**Do this**. In the listing below, locate the lines that hold "Humanististen" and copy them.

== The input

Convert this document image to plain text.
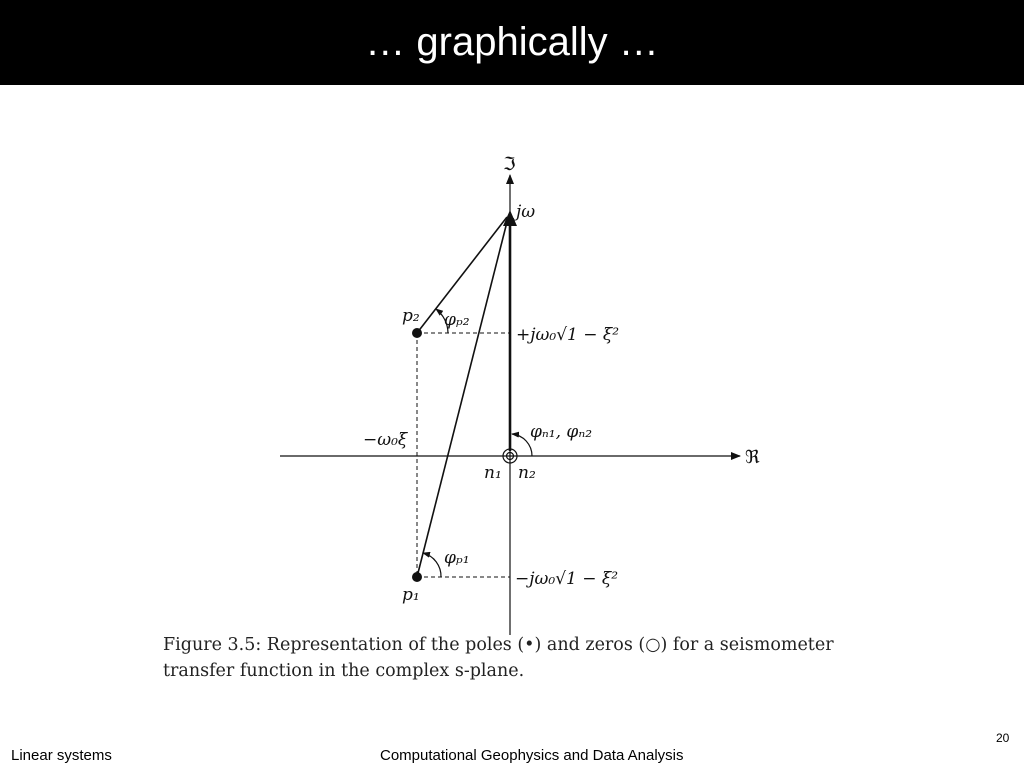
… graphically …
ℑ
ℜ
jω
p₂ φₚ₂
+jω₀√1 − ξ²
φₙ₁, φₙ₂
−ω₀ξ
n₁ n₂
φₚ₁
−jω₀√1 − ξ²
p₁
Figure 3.5: Representation of the poles (•) and zeros (○) for a seismometer
transfer function in the complex s-plane.
20
Linear systems	Computational Geophysics and Data Analysis
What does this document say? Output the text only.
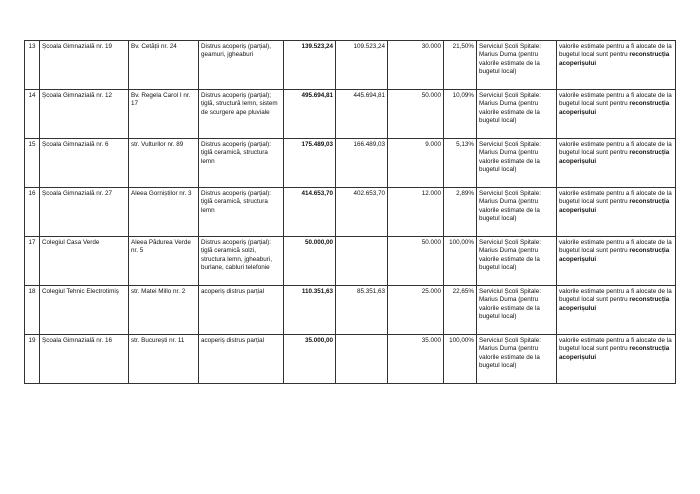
13	Școala Gimnazială nr. 19	Bv. Cetății nr. 24	Distrus acoperiș (parțial), geamuri, jgheaburi	139.523,24	109.523,24	30.000	21,50%	Serviciul Școli Spitale: Marius Duma (pentru valorile estimate de la bugetul local)	valorile estimate pentru a fi alocate de la bugetul local sunt pentru reconstrucția acoperișului
14	Școala Gimnazială nr. 12	Bv. Regela Carol I nr. 17	Distrus acoperiș (parțial); țiglă, structură lemn, sistem de scurgere ape pluviale	495.694,81	445.694,81	50.000	10,09%	Serviciul Școli Spitale: Marius Duma (pentru valorile estimate de la bugetul local)	valorile estimate pentru a fi alocate de la bugetul local sunt pentru reconstrucția acoperișului
15	Școala Gimnazială nr. 6	str. Vulturilor nr. 89	Distrus acoperiș (parțial): țiglă ceramică, structura lemn	175.489,03	166.489,03	9.000	5,13%	Serviciul Școli Spitale: Marius Duma (pentru valorile estimate de la bugetul local)	valorile estimate pentru a fi alocate de la bugetul local sunt pentru reconstrucția acoperișului
16	Școala Gimnazială nr. 27	Aleea Gorniștilor nr. 3	Distrus acoperiș (parțial): țiglă ceramică, structura lemn	414.653,70	402.653,70	12.000	2,89%	Serviciul Școli Spitale: Marius Duma (pentru valorile estimate de la bugetul local)	valorile estimate pentru a fi alocate de la bugetul local sunt pentru reconstrucția acoperișului
17	Colegiul Casa Verde	Aleea Pădurea Verde nr. 5	Distrus acoperiș (parțial): țiglă ceramică solzi, structura lemn, jgheaburi, burlane, cabluri telefonie	50.000,00		50.000	100,00%	Serviciul Școli Spitale: Marius Duma (pentru valorile estimate de la bugetul local)	valorile estimate pentru a fi alocate de la bugetul local sunt pentru reconstrucția acoperișului
18	Colegiul Tehnic Electrotimiș	str. Matei Millo nr. 2	acoperiș distrus parțial	110.351,63	85.351,63	25.000	22,65%	Serviciul Școli Spitale: Marius Duma (pentru valorile estimate de la bugetul local)	valorile estimate pentru a fi alocate de la bugetul local sunt pentru reconstrucția acoperișului
19	Școala Gimnazială nr. 16	str. București nr. 11	acoperiș distrus parțial	35.000,00		35.000	100,00%	Serviciul Școli Spitale: Marius Duma (pentru valorile estimate de la bugetul local)	valorile estimate pentru a fi alocate de la bugetul local sunt pentru reconstrucția acoperișului
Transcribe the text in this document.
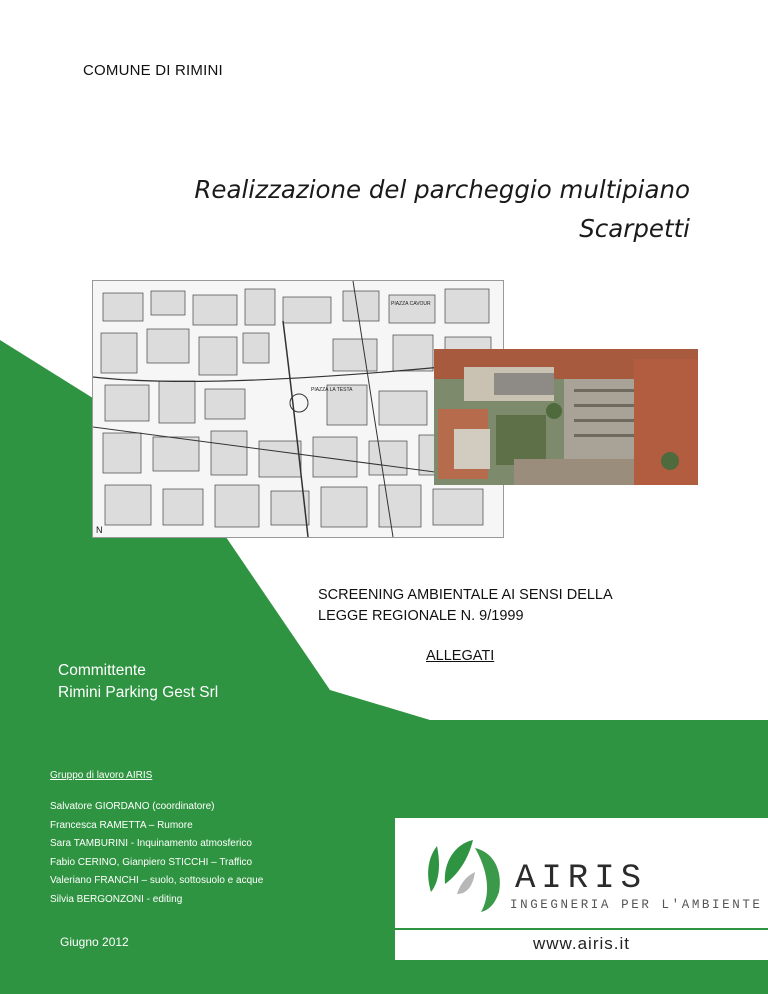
COMUNE DI RIMINI
Realizzazione del parcheggio multipiano
Scarpetti
PIAZZA CAVOUR
PIAZZA LA TESTA
N
SCREENING AMBIENTALE AI SENSI DELLA
LEGGE REGIONALE N. 9/1999
ALLEGATI
Committente
Rimini Parking Gest Srl
Gruppo di lavoro AIRIS
Salvatore GIORDANO (coordinatore)
Francesca RAMETTA – Rumore
Sara TAMBURINI - Inquinamento atmosferico
Fabio CERINO, Gianpiero STICCHI – Traffico
Valeriano FRANCHI – suolo, sottosuolo e acque
Silvia BERGONZONI - editing
Giugno 2012
AIRIS
INGEGNERIA PER L'AMBIENTE
www.airis.it
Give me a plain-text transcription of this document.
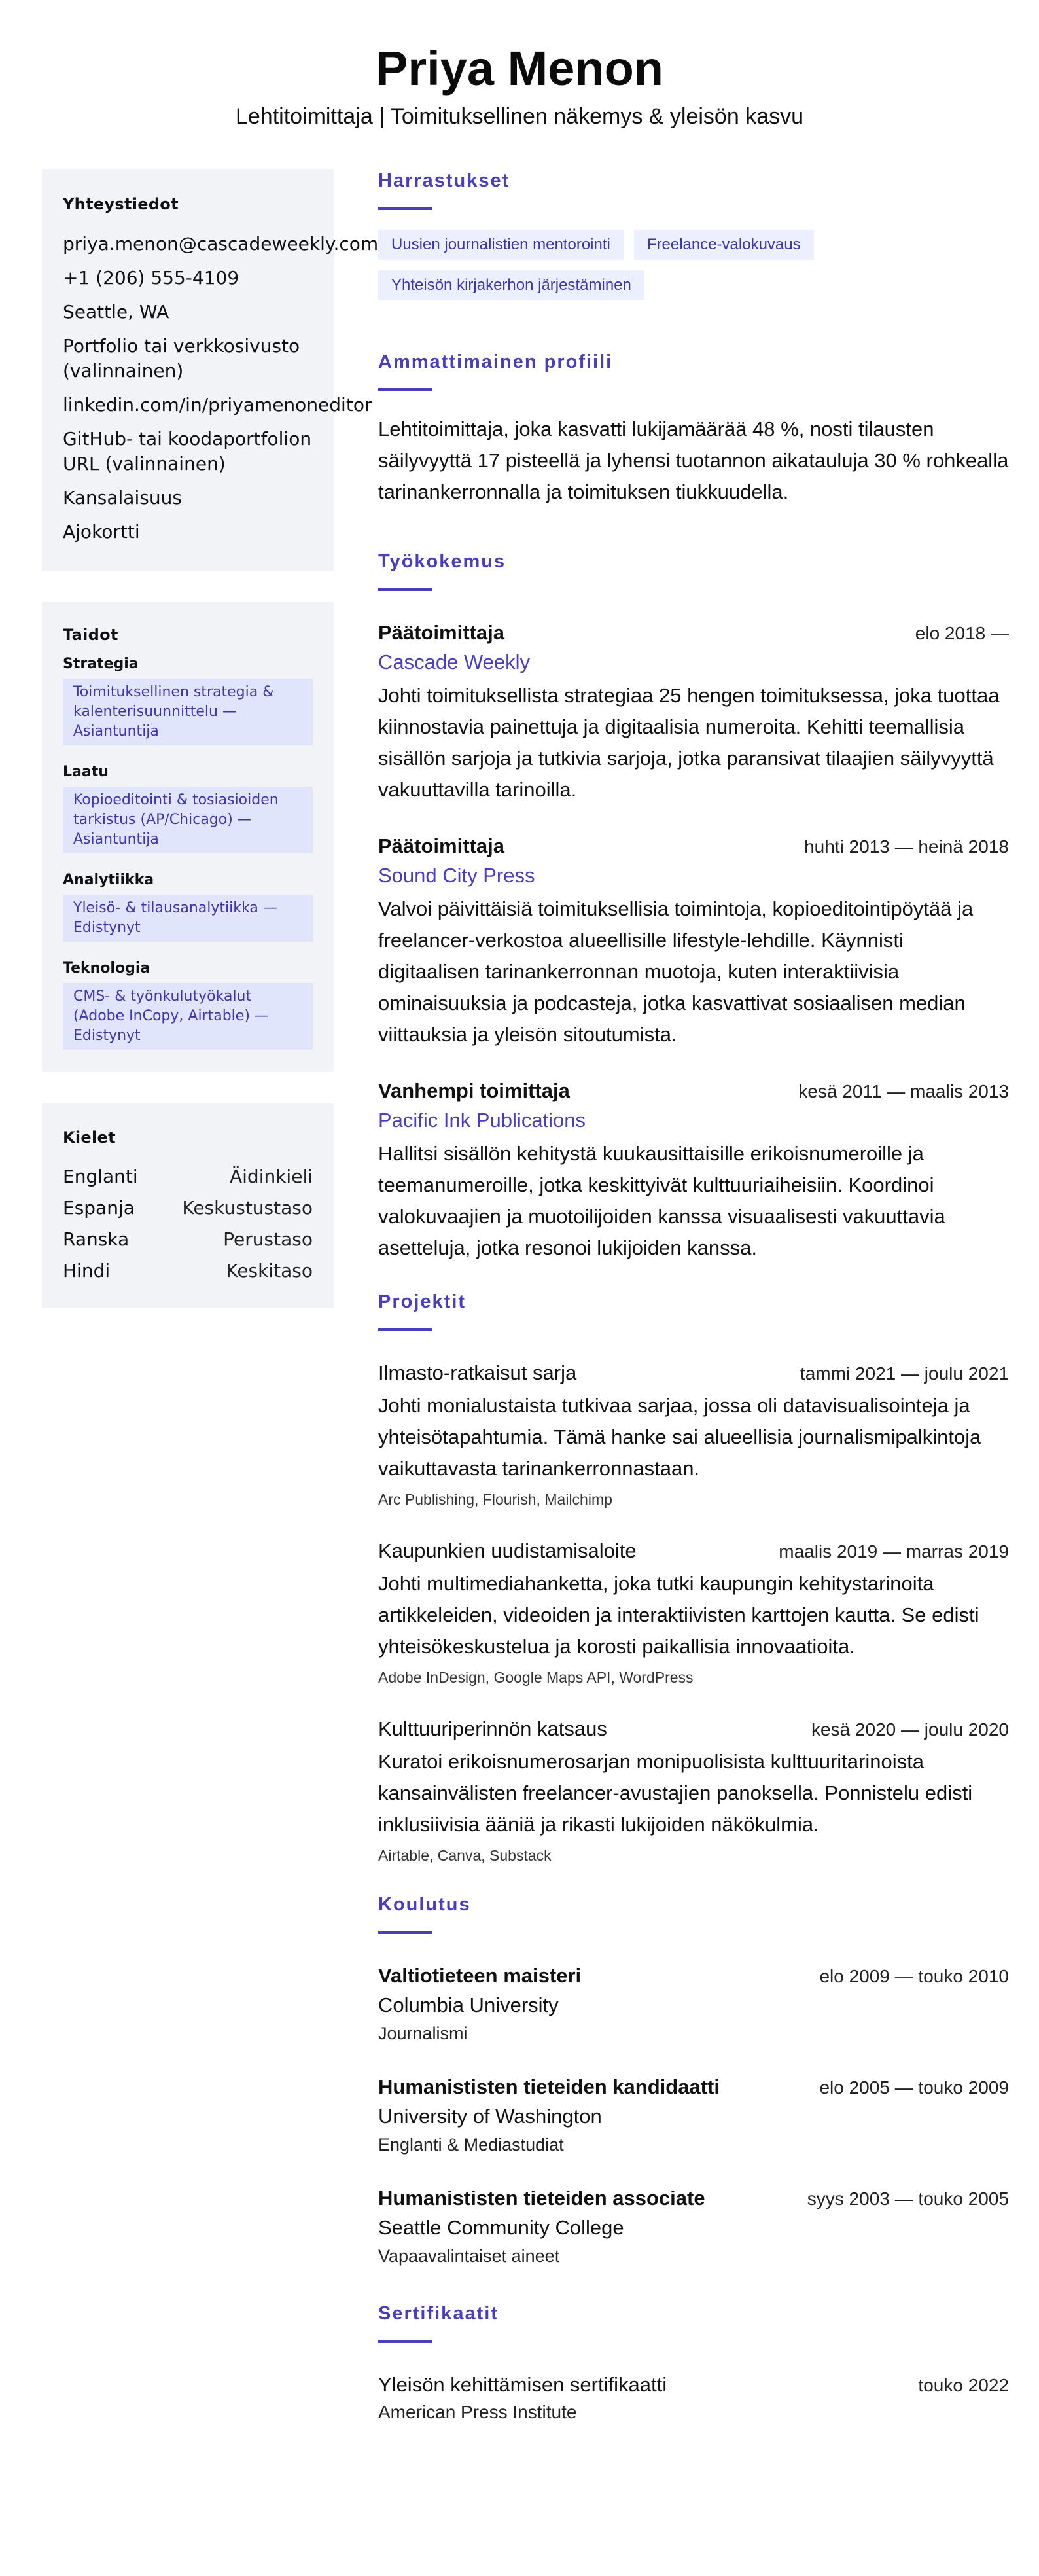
Priya Menon
Lehtitoimittaja | Toimituksellinen näkemys & yleisön kasvu
Yhteystiedot
priya.menon@cascadeweekly.com
+1 (206) 555-4109
Seattle, WA
Portfolio tai verkkosivusto (valinnainen)
linkedin.com/in/priyamenoneditor
GitHub- tai koodaportfolion URL (valinnainen)
Kansalaisuus
Ajokortti
Taidot
Strategia
Toimituksellinen strategia & kalenterisuunnittelu — Asiantuntija
Laatu
Kopioeditointi & tosiasioiden tarkistus (AP/Chicago) — Asiantuntija
Analytiikka
Yleisö- & tilausanalytiikka — Edistynyt
Teknologia
CMS- & työnkulutyökalut (Adobe InCopy, Airtable) — Edistynyt
Kielet
Englanti	Äidinkieli
Espanja	Keskustustaso
Ranska	Perustaso
Hindi	Keskitaso
Harrastukset
Uusien journalistien mentorointi	Freelance-valokuvaus
Yhteisön kirjakerhon järjestäminen
Ammattimainen profiili

Lehtitoimittaja, joka kasvatti lukijamäärää 48 %, nosti tilausten säilyvyyttä 17 pisteellä ja lyhensi tuotannon aikatauluja 30 % rohkealla tarinankerronnalla ja toimituksen tiukkuudella.

Työkokemus
Päätoimittaja	elo 2018 —
Cascade Weekly

Johti toimituksellista strategiaa 25 hengen toimituksessa, joka tuottaa kiinnostavia painettuja ja digitaalisia numeroita. Kehitti teemallisia sisällön sarjoja ja tutkivia sarjoja, jotka paransivat tilaajien säilyvyyttä vakuuttavilla tarinoilla.

Päätoimittaja	huhti 2013 — heinä 2018
Sound City Press

Valvoi päivittäisiä toimituksellisia toimintoja, kopioeditointipöytää ja freelancer-verkostoa alueellisille lifestyle-lehdille. Käynnisti digitaalisen tarinankerronnan muotoja, kuten interaktiivisia ominaisuuksia ja podcasteja, jotka kasvattivat sosiaalisen median viittauksia ja yleisön sitoutumista.

Vanhempi toimittaja	kesä 2011 — maalis 2013
Pacific Ink Publications

Hallitsi sisällön kehitystä kuukausittaisille erikoisnumeroille ja teemanumeroille, jotka keskittyivät kulttuuriaiheisiin. Koordinoi valokuvaajien ja muotoilijoiden kanssa visuaalisesti vakuuttavia asetteluja, jotka resonoi lukijoiden kanssa.

Projektit
Ilmasto-ratkaisut sarja	tammi 2021 — joulu 2021

Johti monialustaista tutkivaa sarjaa, jossa oli datavisualisointeja ja yhteisötapahtumia. Tämä hanke sai alueellisia journalismipalkintoja vaikuttavasta tarinankerronnastaan.

Arc Publishing, Flourish, Mailchimp
Kaupunkien uudistamisaloite	maalis 2019 — marras 2019

Johti multimediahanketta, joka tutki kaupungin kehitystarinoita artikkeleiden, videoiden ja interaktiivisten karttojen kautta. Se edisti yhteisökeskustelua ja korosti paikallisia innovaatioita.

Adobe InDesign, Google Maps API, WordPress
Kulttuuriperinnön katsaus	kesä 2020 — joulu 2020

Kuratoi erikoisnumerosarjan monipuolisista kulttuuritarinoista kansainvälisten freelancer-avustajien panoksella. Ponnistelu edisti inklusiivisia ääniä ja rikasti lukijoiden näkökulmia.

Airtable, Canva, Substack
Koulutus
Valtiotieteen maisteri	elo 2009 — touko 2010
Columbia University
Journalismi
Humanististen tieteiden kandidaatti	elo 2005 — touko 2009
University of Washington
Englanti & Mediastudiat
Humanististen tieteiden associate	syys 2003 — touko 2005
Seattle Community College
Vapaavalintaiset aineet
Sertifikaatit
Yleisön kehittämisen sertifikaatti	touko 2022
American Press Institute
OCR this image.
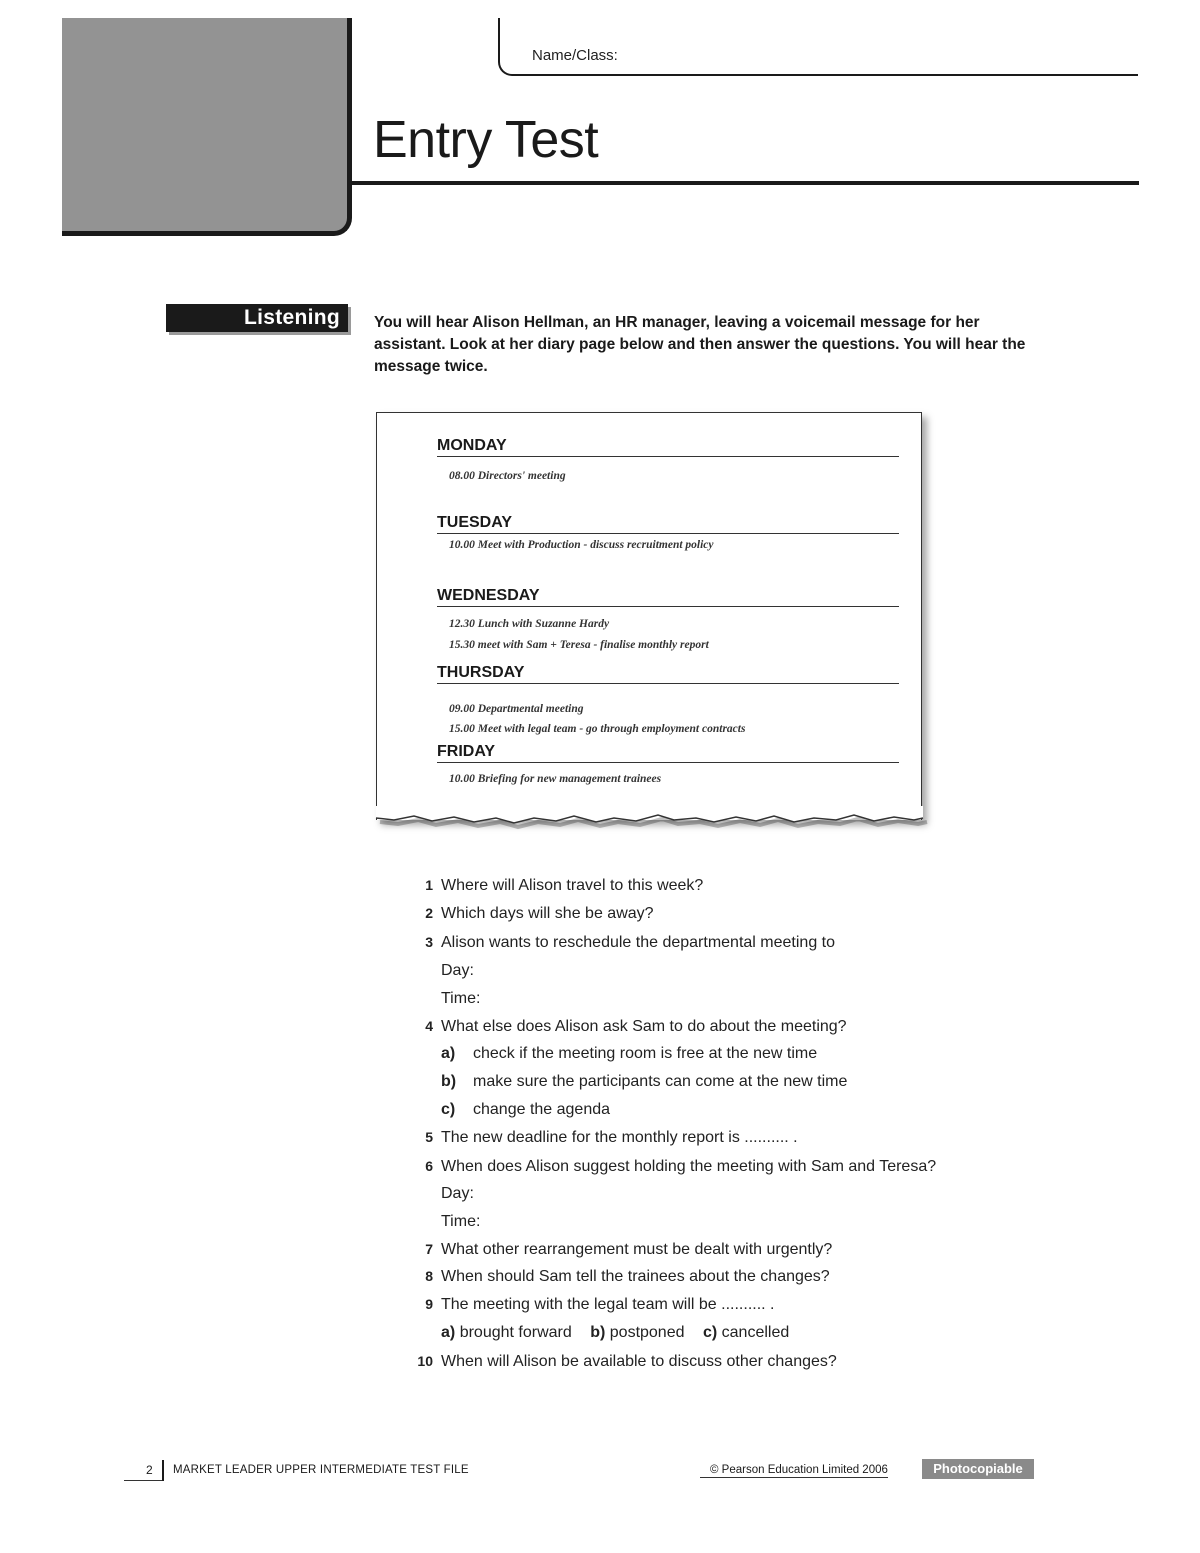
Name/Class:
Entry Test
Listening	You will hear Alison Hellman, an HR manager, leaving a voicemail message for her assistant. Look at her diary page below and then answer the questions. You will hear the message twice.
MONDAY
08.00 Directors' meeting
TUESDAY
10.00 Meet with Production - discuss recruitment policy
WEDNESDAY
12.30 Lunch with Suzanne Hardy
15.30 meet with Sam + Teresa - finalise monthly report
THURSDAY
09.00 Departmental meeting
15.00 Meet with legal team - go through employment contracts
FRIDAY
10.00 Briefing for new management trainees
1 Where will Alison travel to this week?
2 Which days will she be away?
3 Alison wants to reschedule the departmental meeting to
Day:
Time:
4 What else does Alison ask Sam to do about the meeting?
a) check if the meeting room is free at the new time
b) make sure the participants can come at the new time
c) change the agenda
5 The new deadline for the monthly report is .......... .
6 When does Alison suggest holding the meeting with Sam and Teresa?
Day:
Time:
7 What other rearrangement must be dealt with urgently?
8 When should Sam tell the trainees about the changes?
9 The meeting with the legal team will be .......... .
a) brought forward b) postponed c) cancelled
10 When will Alison be available to discuss other changes?
2 MARKET LEADER UPPER INTERMEDIATE TEST FILE	© Pearson Education Limited 2006	Photocopiable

====

**Answer to the exercise**.
Humanististen tieteiden kandidaatti	elo 2005 — touko 2009
Humanististen tieteiden associate	syys 2003 — touko 2005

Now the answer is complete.